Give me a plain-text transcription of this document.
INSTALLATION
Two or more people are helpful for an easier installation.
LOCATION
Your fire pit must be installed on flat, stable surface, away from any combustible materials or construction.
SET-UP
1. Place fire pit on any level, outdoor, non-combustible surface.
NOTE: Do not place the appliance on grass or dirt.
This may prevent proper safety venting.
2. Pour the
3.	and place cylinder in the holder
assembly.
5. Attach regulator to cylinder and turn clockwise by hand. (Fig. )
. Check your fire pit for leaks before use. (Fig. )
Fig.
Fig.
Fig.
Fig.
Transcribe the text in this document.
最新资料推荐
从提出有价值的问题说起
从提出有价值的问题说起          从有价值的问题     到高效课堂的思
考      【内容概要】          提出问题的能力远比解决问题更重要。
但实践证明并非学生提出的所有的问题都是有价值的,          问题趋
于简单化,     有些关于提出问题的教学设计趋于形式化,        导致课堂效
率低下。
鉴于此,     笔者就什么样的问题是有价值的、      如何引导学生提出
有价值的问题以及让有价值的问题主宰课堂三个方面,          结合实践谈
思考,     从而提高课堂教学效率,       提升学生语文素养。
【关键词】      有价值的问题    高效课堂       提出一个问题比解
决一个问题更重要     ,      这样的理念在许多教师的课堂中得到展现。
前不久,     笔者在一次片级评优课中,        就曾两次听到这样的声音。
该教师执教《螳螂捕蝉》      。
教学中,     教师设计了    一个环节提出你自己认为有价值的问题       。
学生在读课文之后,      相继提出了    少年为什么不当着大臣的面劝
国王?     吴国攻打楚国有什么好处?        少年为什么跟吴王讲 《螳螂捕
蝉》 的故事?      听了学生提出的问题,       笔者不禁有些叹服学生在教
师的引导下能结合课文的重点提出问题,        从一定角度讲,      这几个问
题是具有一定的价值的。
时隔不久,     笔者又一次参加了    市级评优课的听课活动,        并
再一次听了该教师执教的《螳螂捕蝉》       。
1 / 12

▶ **Instructions for the task**:
Scan the records above for the string "document", then report every line that contains it.

▶ **Result for this exercise**:
Give me a plain-text transcription of this document.
Transcribe the text in this document.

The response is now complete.